* Begin *
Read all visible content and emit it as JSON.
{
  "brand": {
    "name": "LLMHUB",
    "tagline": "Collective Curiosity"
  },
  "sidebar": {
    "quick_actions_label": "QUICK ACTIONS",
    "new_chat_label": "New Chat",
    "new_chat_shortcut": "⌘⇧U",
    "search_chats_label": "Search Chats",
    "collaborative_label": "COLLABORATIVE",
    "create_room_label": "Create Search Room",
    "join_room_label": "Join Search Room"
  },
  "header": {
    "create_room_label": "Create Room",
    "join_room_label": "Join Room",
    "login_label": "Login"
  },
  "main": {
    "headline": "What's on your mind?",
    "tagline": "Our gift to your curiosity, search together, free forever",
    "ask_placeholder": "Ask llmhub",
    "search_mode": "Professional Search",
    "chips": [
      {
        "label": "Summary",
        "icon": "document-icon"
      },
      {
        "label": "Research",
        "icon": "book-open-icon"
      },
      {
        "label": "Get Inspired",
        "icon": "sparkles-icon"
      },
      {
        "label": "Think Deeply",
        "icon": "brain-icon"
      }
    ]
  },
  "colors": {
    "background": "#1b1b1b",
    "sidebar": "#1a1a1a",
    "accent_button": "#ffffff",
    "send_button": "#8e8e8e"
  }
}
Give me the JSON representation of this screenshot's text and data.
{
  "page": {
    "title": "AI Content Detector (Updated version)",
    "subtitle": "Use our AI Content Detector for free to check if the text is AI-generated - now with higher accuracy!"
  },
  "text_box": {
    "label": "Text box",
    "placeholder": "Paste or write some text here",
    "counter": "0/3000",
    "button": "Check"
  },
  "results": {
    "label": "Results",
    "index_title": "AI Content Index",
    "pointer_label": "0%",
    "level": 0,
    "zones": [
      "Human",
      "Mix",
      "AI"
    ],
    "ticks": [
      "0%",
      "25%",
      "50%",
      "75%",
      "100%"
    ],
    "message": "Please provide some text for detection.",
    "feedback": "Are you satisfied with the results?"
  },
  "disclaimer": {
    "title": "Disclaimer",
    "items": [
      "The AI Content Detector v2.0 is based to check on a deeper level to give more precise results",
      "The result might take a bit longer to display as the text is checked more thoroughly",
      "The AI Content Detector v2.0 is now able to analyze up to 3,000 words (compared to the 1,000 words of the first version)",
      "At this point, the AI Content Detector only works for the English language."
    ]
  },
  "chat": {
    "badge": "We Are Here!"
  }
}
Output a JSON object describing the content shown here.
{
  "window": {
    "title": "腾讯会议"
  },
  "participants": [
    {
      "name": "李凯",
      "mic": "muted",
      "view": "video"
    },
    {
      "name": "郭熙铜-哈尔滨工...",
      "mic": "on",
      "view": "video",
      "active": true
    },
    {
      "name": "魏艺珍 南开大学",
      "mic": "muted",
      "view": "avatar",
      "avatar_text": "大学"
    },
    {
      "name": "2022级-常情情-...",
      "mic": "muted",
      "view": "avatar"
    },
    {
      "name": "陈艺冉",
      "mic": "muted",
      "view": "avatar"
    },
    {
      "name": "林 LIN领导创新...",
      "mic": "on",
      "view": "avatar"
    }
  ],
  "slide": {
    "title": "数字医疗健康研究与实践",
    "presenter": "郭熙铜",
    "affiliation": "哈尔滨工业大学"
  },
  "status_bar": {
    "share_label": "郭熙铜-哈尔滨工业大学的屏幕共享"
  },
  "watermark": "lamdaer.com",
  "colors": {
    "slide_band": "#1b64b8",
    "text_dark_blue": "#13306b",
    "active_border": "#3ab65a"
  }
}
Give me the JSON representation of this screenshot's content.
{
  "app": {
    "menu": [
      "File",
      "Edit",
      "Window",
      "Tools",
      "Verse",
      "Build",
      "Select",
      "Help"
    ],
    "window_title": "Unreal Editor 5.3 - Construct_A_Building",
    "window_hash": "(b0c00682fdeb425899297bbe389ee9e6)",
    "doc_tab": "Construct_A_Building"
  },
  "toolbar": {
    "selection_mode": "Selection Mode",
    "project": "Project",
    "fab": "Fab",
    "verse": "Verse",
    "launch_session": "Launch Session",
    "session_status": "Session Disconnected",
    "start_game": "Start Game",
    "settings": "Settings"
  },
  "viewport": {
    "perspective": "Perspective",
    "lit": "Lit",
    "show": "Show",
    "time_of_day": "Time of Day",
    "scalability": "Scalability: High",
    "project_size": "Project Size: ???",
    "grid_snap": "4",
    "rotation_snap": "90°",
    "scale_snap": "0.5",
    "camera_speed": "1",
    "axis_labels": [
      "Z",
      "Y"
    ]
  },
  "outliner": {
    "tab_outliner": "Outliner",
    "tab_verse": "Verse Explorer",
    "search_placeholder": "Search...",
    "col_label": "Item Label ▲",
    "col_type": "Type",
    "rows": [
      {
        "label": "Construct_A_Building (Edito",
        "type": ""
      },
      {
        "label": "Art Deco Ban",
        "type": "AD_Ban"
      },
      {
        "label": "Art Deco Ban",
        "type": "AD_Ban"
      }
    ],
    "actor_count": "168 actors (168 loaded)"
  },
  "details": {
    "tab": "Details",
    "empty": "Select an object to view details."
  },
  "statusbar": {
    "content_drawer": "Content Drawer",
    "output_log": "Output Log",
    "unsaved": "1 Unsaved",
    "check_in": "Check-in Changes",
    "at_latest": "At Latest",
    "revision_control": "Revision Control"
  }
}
* End *
• **WHAT THE EXERCISE ASKS**
Above are the records; copy all of them exactly.

• **SOLUTION FOR THIS PROBLEM**
Read all visible content and emit it as JSON.
{
  "brand": {
    "name": "LLMHUB",
    "tagline": "Collective Curiosity"
  },
  "sidebar": {
    "quick_actions_label": "QUICK ACTIONS",
    "new_chat_label": "New Chat",
    "new_chat_shortcut": "⌘⇧U",
    "search_chats_label": "Search Chats",
    "collaborative_label": "COLLABORATIVE",
    "create_room_label": "Create Search Room",
    "join_room_label": "Join Search Room"
  },
  "header": {
    "create_room_label": "Create Room",
    "join_room_label": "Join Room",
    "login_label": "Login"
  },
  "main": {
    "headline": "What's on your mind?",
    "tagline": "Our gift to your curiosity, search together, free forever",
    "ask_placeholder": "Ask llmhub",
    "search_mode": "Professional Search",
    "chips": [
      {
        "label": "Summary",
        "icon": "document-icon"
      },
      {
        "label": "Research",
        "icon": "book-open-icon"
      },
      {
        "label": "Get Inspired",
        "icon": "sparkles-icon"
      },
      {
        "label": "Think Deeply",
        "icon": "brain-icon"
      }
    ]
  },
  "colors": {
    "background": "#1b1b1b",
    "sidebar": "#1a1a1a",
    "accent_button": "#ffffff",
    "send_button": "#8e8e8e"
  }
}
Give me the JSON representation of this screenshot's text and data.
{
  "page": {
    "title": "AI Content Detector (Updated version)",
    "subtitle": "Use our AI Content Detector for free to check if the text is AI-generated - now with higher accuracy!"
  },
  "text_box": {
    "label": "Text box",
    "placeholder": "Paste or write some text here",
    "counter": "0/3000",
    "button": "Check"
  },
  "results": {
    "label": "Results",
    "index_title": "AI Content Index",
    "pointer_label": "0%",
    "level": 0,
    "zones": [
      "Human",
      "Mix",
      "AI"
    ],
    "ticks": [
      "0%",
      "25%",
      "50%",
      "75%",
      "100%"
    ],
    "message": "Please provide some text for detection.",
    "feedback": "Are you satisfied with the results?"
  },
  "disclaimer": {
    "title": "Disclaimer",
    "items": [
      "The AI Content Detector v2.0 is based to check on a deeper level to give more precise results",
      "The result might take a bit longer to display as the text is checked more thoroughly",
      "The AI Content Detector v2.0 is now able to analyze up to 3,000 words (compared to the 1,000 words of the first version)",
      "At this point, the AI Content Detector only works for the English language."
    ]
  },
  "chat": {
    "badge": "We Are Here!"
  }
}
Output a JSON object describing the content shown here.
{
  "window": {
    "title": "腾讯会议"
  },
  "participants": [
    {
      "name": "李凯",
      "mic": "muted",
      "view": "video"
    },
    {
      "name": "郭熙铜-哈尔滨工...",
      "mic": "on",
      "view": "video",
      "active": true
    },
    {
      "name": "魏艺珍 南开大学",
      "mic": "muted",
      "view": "avatar",
      "avatar_text": "大学"
    },
    {
      "name": "2022级-常情情-...",
      "mic": "muted",
      "view": "avatar"
    },
    {
      "name": "陈艺冉",
      "mic": "muted",
      "view": "avatar"
    },
    {
      "name": "林 LIN领导创新...",
      "mic": "on",
      "view": "avatar"
    }
  ],
  "slide": {
    "title": "数字医疗健康研究与实践",
    "presenter": "郭熙铜",
    "affiliation": "哈尔滨工业大学"
  },
  "status_bar": {
    "share_label": "郭熙铜-哈尔滨工业大学的屏幕共享"
  },
  "watermark": "lamdaer.com",
  "colors": {
    "slide_band": "#1b64b8",
    "text_dark_blue": "#13306b",
    "active_border": "#3ab65a"
  }
}
Give me the JSON representation of this screenshot's content.
{
  "app": {
    "menu": [
      "File",
      "Edit",
      "Window",
      "Tools",
      "Verse",
      "Build",
      "Select",
      "Help"
    ],
    "window_title": "Unreal Editor 5.3 - Construct_A_Building",
    "window_hash": "(b0c00682fdeb425899297bbe389ee9e6)",
    "doc_tab": "Construct_A_Building"
  },
  "toolbar": {
    "selection_mode": "Selection Mode",
    "project": "Project",
    "fab": "Fab",
    "verse": "Verse",
    "launch_session": "Launch Session",
    "session_status": "Session Disconnected",
    "start_game": "Start Game",
    "settings": "Settings"
  },
  "viewport": {
    "perspective": "Perspective",
    "lit": "Lit",
    "show": "Show",
    "time_of_day": "Time of Day",
    "scalability": "Scalability: High",
    "project_size": "Project Size: ???",
    "grid_snap": "4",
    "rotation_snap": "90°",
    "scale_snap": "0.5",
    "camera_speed": "1",
    "axis_labels": [
      "Z",
      "Y"
    ]
  },
  "outliner": {
    "tab_outliner": "Outliner",
    "tab_verse": "Verse Explorer",
    "search_placeholder": "Search...",
    "col_label": "Item Label ▲",
    "col_type": "Type",
    "rows": [
      {
        "label": "Construct_A_Building (Edito",
        "type": ""
      },
      {
        "label": "Art Deco Ban",
        "type": "AD_Ban"
      },
      {
        "label": "Art Deco Ban",
        "type": "AD_Ban"
      }
    ],
    "actor_count": "168 actors (168 loaded)"
  },
  "details": {
    "tab": "Details",
    "empty": "Select an object to view details."
  },
  "statusbar": {
    "content_drawer": "Content Drawer",
    "output_log": "Output Log",
    "unsaved": "1 Unsaved",
    "check_in": "Check-in Changes",
    "at_latest": "At Latest",
    "revision_control": "Revision Control"
  }
}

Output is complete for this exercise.